* Written exercise
Recast the rows, from the first line up to and including the line containing "connector-line — [186, 62, 187, 64]", as a JSON list of strings with one string per line, leaving out blank lines.

════════════════

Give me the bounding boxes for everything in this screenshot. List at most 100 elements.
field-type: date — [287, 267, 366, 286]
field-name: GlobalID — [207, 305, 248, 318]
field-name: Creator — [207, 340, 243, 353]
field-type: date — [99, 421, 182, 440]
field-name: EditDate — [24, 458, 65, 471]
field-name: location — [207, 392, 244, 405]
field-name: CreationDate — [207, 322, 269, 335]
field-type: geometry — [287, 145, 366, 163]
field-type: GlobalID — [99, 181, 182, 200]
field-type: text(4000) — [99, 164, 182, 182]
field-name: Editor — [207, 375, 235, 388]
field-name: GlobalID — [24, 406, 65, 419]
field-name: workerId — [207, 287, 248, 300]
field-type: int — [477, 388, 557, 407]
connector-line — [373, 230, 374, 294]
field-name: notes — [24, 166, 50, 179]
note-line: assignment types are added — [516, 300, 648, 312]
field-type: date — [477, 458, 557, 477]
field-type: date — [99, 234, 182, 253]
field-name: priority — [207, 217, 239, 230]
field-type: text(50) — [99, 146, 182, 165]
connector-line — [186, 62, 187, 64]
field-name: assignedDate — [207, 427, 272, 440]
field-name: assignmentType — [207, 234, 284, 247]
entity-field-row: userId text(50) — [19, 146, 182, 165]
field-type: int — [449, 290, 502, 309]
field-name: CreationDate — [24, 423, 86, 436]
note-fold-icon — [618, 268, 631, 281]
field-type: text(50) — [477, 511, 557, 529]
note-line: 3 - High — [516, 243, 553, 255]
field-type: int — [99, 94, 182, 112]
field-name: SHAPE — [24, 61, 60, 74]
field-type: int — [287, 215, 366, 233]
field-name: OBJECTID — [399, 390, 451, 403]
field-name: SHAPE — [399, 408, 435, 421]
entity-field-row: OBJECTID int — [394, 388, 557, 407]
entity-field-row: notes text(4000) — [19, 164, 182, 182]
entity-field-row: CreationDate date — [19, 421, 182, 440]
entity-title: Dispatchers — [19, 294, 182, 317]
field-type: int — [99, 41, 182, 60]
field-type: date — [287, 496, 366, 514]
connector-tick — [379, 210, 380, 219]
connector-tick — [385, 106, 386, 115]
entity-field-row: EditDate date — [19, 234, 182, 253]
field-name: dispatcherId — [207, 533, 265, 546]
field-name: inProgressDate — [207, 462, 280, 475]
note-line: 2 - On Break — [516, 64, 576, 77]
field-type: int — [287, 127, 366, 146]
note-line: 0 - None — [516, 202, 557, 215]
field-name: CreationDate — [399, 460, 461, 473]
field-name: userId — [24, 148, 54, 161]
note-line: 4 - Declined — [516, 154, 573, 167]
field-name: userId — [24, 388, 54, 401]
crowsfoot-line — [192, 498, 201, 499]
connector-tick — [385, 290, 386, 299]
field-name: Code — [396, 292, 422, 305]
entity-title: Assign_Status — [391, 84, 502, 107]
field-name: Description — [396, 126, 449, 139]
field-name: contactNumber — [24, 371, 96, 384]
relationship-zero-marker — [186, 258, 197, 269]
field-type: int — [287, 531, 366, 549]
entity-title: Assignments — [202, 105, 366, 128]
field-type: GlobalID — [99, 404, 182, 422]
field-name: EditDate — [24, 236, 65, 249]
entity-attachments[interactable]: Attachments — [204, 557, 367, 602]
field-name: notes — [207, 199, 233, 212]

════════════════

* Solution to this task
[
  "Give me the bounding boxes for everything in this screenshot. List at most 100 elements.",
  "field-type: date — [287, 267, 366, 286]",
  "field-name: GlobalID — [207, 305, 248, 318]",
  "field-name: Creator — [207, 340, 243, 353]",
  "field-type: date — [99, 421, 182, 440]",
  "field-name: EditDate — [24, 458, 65, 471]",
  "field-name: location — [207, 392, 244, 405]",
  "field-name: CreationDate — [207, 322, 269, 335]",
  "field-type: geometry — [287, 145, 366, 163]",
  "field-type: GlobalID — [99, 181, 182, 200]",
  "field-type: text(4000) — [99, 164, 182, 182]",
  "field-name: Editor — [207, 375, 235, 388]",
  "field-name: GlobalID — [24, 406, 65, 419]",
  "field-name: workerId — [207, 287, 248, 300]",
  "field-type: int — [477, 388, 557, 407]",
  "connector-line — [373, 230, 374, 294]",
  "field-name: notes — [24, 166, 50, 179]",
  "note-line: assignment types are added — [516, 300, 648, 312]",
  "field-type: date — [477, 458, 557, 477]",
  "field-type: date — [99, 234, 182, 253]",
  "field-name: priority — [207, 217, 239, 230]",
  "field-type: text(50) — [99, 146, 182, 165]",
  "connector-line — [186, 62, 187, 64]"
]